Pictures do not belong in the copy, so please give every entry below again exactly.
::: Provided data
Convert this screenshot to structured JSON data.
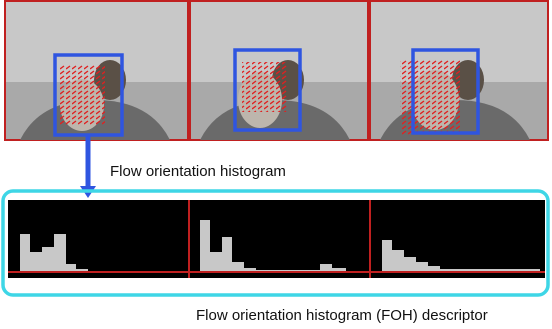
{
  "annotations": {
    "step_label": "Flow orientation histogram",
    "result_label": "Flow orientation histogram (FOH) descriptor"
  }
}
::::::
◆ Solved problem ◆
Convert this screenshot to structured JSON data.
{
  "annotations": {
    "step_label": "Flow orientation histogram",
    "result_label": "Flow orientation histogram (FOH) descriptor"
  }
}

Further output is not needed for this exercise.